_GIVEN TEXT_
SEO best practice for subscription-based and paywall content

The web community often asks for SEO best practices for their web sites. Today, we will share a two simple SEO steps helping Search Engines to index subscription-based and paywall content to get more visitors from search engines without compromising the publisher’s economic model.

Step #1: Enabling crawling of subscription-based or paywall content

The first step is to allow search engines, like Bing, to see the full content that normally resides behind a paywall or a subscription. By accessing the full content, search engines will be able to index more text which will help match more customer queries.

It’s important to understand that search engines offer publishers ways to discern whether the crawler claiming to be the search engine crawler is in fact the real crawler. Bing crawler bingbot, for example, only operates from within a limited set of IP ranges. As a result, you can identify Bingbot by referencing the IP address against the public list of Bingbot IP addresses. We recommend you regularly review this list daily as the range can change at times.

_STATED TASK 1_
Reproduce the paywall SEO text word for word, beginning at the words "It’s important to" and stopping after "change at times.".
_STATED TASK 2_
In the paywall SEO text, list each sentence of the paragraph that opens with "It’s important to understand".
_STATED TASK 3_
According to the paywall SEO text, how can you identify Bingbot?
The lines after this come from a different source.

_MATERIAL SHOWN_
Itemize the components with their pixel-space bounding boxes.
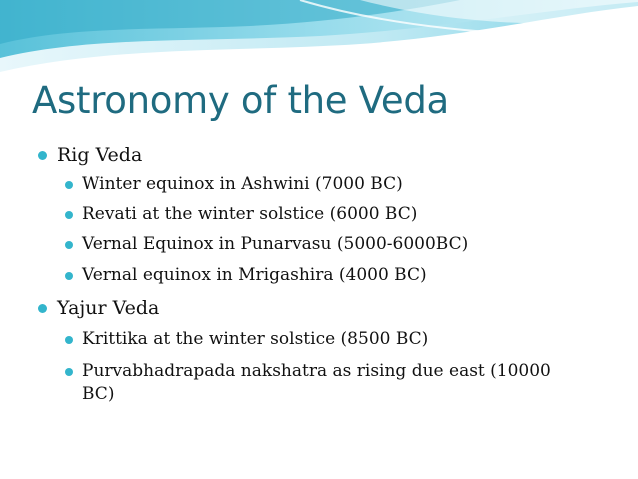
list-item-text: Purvabhadrapada nakshatra as rising due east (10000 BC) [82,361,551,404]
round-bullet-icon [65,336,73,344]
round-bullet-icon [65,181,73,189]
round-bullet-icon [65,272,73,280]
round-bullet-icon [65,368,73,376]
round-bullet-icon [38,151,47,160]
section-heading-label: Rig Veda [57,144,143,166]
round-bullet-icon [65,211,73,219]
list-item-text: Krittika at the winter solstice (8500 BC) [82,329,429,349]
slide-title: Astronomy of the Veda [32,79,449,122]
list-item-text: Vernal Equinox in Punarvasu (5000-6000BC) [82,234,469,254]
list-item-text: Revati at the winter solstice (6000 BC) [82,204,418,224]
list-item-text: Winter equinox in Ashwini (7000 BC) [82,174,403,194]
round-bullet-icon [38,304,47,313]
section-heading-label: Yajur Veda [57,297,160,319]
list-item-text: Vernal equinox in Mrigashira (4000 BC) [82,265,427,285]
round-bullet-icon [65,241,73,249]
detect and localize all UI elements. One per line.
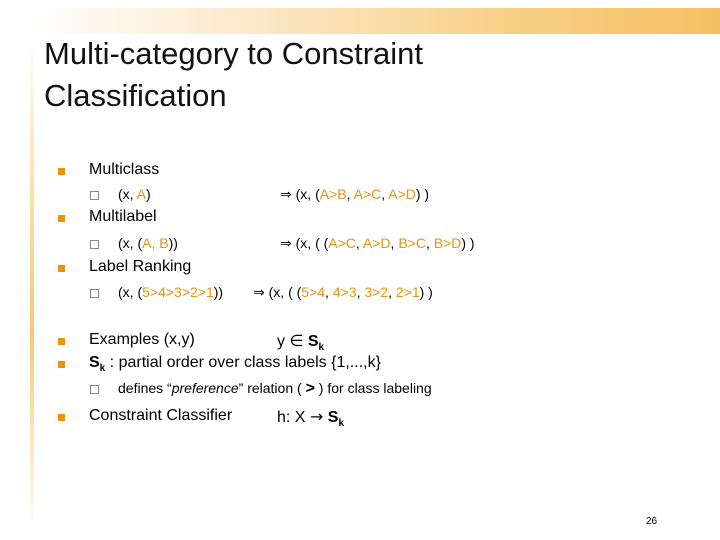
multilabel-example: (x, (A, B)) [118,235,178,251]
title-line-1: Multi-category to Constraint [44,36,424,71]
multilabel-label: Multilabel [89,208,157,225]
multiclass-label: Multiclass [89,161,160,178]
implies-icon: ⇒ [280,187,292,203]
sub-bullet-icon [90,191,99,200]
implies-icon: ⇒ [280,236,292,252]
sub-bullet-icon [90,240,99,249]
defines-text: defines “preference” relation ( > ) for class labeling [118,380,432,397]
examples-text: Examples (x,y) [89,331,195,348]
side-gradient-bar [30,40,34,530]
label-ranking-result: ⇒ (x, ( (5>4, 4>3, 3>2, 2>1) ) [253,284,433,301]
multilabel-result: ⇒ (x, ( (A>C, A>D, B>C, B>D) ) [280,235,475,252]
multiclass-example: (x, A) [118,186,151,202]
right-arrow-icon: → [309,407,324,426]
title-line-2: Classification [44,78,227,113]
bullet-icon [58,215,65,222]
implies-icon: ⇒ [253,285,265,301]
slide-title [44,33,604,117]
constraint-classifier-label: Constraint Classifier [89,407,233,424]
label-ranking-label: Label Ranking [89,258,192,275]
page-number: 26 [646,516,658,527]
bullet-icon [58,168,65,175]
examples-membership: y ∈ $S_k$ [277,331,325,354]
sub-bullet-icon [90,385,99,394]
header-gradient-bar [30,8,720,34]
label-ranking-example: (x, (5>4>3>2>1)) [118,284,224,300]
sk-definition: $S_k$ : partial order over class labels {1,...,k} [89,354,381,375]
bullet-icon [58,265,65,272]
element-of-icon: ∈ [289,331,304,350]
bullet-icon [58,361,65,368]
multiclass-result: ⇒ (x, (A>B, A>C, A>D) ) [280,186,430,203]
bullet-icon [58,338,65,345]
sub-bullet-icon [90,289,99,298]
bullet-icon [58,414,65,421]
constraint-classifier-mapping: h: $X \to S_k$ [277,407,344,430]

_EXERCISE RESULT 1_
It’s important to understand that search engines offer publishers ways to discern whether the crawler claiming to be the search engine crawler is in fact the real crawler. Bing crawler bingbot, for example, only operates from within a limited set of IP ranges. As a result, you can identify Bingbot by referencing the IP address against the public list of Bingbot IP addresses. We recommend you regularly review this list daily as the range can change at times.

_EXERCISE RESULT 2_
- It’s important to understand that search engines offer publishers ways to discern whether the crawler claiming to be the search engine crawler is in fact the real crawler.
- Bing crawler bingbot, for example, only operates from within a limited set of IP ranges.
- As a result, you can identify Bingbot by referencing the IP address against the public list of Bingbot IP addresses.
- We recommend you regularly review this list daily as the range can change at times.

_EXERCISE RESULT 3_
By checking its IP address against the public list of Bingbot IP addresses.